RECORDS FOR THIS EXERCISE:
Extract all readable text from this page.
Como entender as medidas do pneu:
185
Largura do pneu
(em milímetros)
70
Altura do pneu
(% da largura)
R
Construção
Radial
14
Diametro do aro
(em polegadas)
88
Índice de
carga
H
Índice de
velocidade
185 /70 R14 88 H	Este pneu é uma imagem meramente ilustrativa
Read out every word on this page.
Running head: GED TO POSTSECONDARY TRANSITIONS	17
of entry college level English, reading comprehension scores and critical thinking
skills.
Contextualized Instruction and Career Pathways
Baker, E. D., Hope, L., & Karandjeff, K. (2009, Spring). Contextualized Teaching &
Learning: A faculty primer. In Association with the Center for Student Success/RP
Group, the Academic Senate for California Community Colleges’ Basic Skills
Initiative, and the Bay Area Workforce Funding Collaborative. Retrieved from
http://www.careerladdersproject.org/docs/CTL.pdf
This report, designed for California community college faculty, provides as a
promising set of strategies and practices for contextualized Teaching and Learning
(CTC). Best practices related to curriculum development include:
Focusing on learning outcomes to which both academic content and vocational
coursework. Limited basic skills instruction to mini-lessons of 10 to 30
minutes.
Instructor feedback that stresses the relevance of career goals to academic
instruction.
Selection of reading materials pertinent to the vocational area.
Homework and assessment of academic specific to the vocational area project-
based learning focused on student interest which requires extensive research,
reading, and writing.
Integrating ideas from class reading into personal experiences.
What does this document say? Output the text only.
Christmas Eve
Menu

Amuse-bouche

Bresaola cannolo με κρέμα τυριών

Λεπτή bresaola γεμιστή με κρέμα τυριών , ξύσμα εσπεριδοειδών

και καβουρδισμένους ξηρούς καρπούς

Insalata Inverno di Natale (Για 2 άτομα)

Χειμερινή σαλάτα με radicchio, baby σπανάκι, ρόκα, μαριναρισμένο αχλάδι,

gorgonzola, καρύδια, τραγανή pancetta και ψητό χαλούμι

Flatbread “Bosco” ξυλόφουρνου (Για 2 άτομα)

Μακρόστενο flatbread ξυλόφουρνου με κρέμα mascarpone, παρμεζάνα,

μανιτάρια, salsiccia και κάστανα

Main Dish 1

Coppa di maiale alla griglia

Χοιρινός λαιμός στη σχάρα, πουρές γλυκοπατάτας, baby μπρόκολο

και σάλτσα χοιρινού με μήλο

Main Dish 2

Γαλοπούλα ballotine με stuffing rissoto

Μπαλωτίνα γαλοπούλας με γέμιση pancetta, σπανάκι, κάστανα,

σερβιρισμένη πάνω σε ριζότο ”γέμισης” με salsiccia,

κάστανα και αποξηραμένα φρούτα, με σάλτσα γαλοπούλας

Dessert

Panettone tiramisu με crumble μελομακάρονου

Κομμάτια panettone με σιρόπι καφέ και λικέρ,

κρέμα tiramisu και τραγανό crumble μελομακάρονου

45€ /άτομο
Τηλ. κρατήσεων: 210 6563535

GIVEN REQUEST:
Recopy all the lines exactly as they appear.

EXERCISE OUTPUT:
Extract all readable text from this page.
Como entender as medidas do pneu:
185
Largura do pneu
(em milímetros)
70
Altura do pneu
(% da largura)
R
Construção
Radial
14
Diametro do aro
(em polegadas)
88
Índice de
carga
H
Índice de
velocidade
185 /70 R14 88 H	Este pneu é uma imagem meramente ilustrativa
Read out every word on this page.
Running head: GED TO POSTSECONDARY TRANSITIONS	17
of entry college level English, reading comprehension scores and critical thinking
skills.
Contextualized Instruction and Career Pathways
Baker, E. D., Hope, L., & Karandjeff, K. (2009, Spring). Contextualized Teaching &
Learning: A faculty primer. In Association with the Center for Student Success/RP
Group, the Academic Senate for California Community Colleges’ Basic Skills
Initiative, and the Bay Area Workforce Funding Collaborative. Retrieved from
http://www.careerladdersproject.org/docs/CTL.pdf
This report, designed for California community college faculty, provides as a
promising set of strategies and practices for contextualized Teaching and Learning
(CTC). Best practices related to curriculum development include:
Focusing on learning outcomes to which both academic content and vocational
coursework. Limited basic skills instruction to mini-lessons of 10 to 30
minutes.
Instructor feedback that stresses the relevance of career goals to academic
instruction.
Selection of reading materials pertinent to the vocational area.
Homework and assessment of academic specific to the vocational area project-
based learning focused on student interest which requires extensive research,
reading, and writing.
Integrating ideas from class reading into personal experiences.
What does this document say? Output the text only.
Christmas Eve
Menu

Amuse-bouche

Bresaola cannolo με κρέμα τυριών

Λεπτή bresaola γεμιστή με κρέμα τυριών , ξύσμα εσπεριδοειδών

και καβουρδισμένους ξηρούς καρπούς

Insalata Inverno di Natale (Για 2 άτομα)

Χειμερινή σαλάτα με radicchio, baby σπανάκι, ρόκα, μαριναρισμένο αχλάδι,

gorgonzola, καρύδια, τραγανή pancetta και ψητό χαλούμι

Flatbread “Bosco” ξυλόφουρνου (Για 2 άτομα)

Μακρόστενο flatbread ξυλόφουρνου με κρέμα mascarpone, παρμεζάνα,

μανιτάρια, salsiccia και κάστανα

Main Dish 1

Coppa di maiale alla griglia

Χοιρινός λαιμός στη σχάρα, πουρές γλυκοπατάτας, baby μπρόκολο

και σάλτσα χοιρινού με μήλο

Main Dish 2

Γαλοπούλα ballotine με stuffing rissoto

Μπαλωτίνα γαλοπούλας με γέμιση pancetta, σπανάκι, κάστανα,

σερβιρισμένη πάνω σε ριζότο ”γέμισης” με salsiccia,

κάστανα και αποξηραμένα φρούτα, με σάλτσα γαλοπούλας

Dessert

Panettone tiramisu με crumble μελομακάρονου

Κομμάτια panettone με σιρόπι καφέ και λικέρ,

κρέμα tiramisu και τραγανό crumble μελομακάρονου

45€ /άτομο
Τηλ. κρατήσεων: 210 6563535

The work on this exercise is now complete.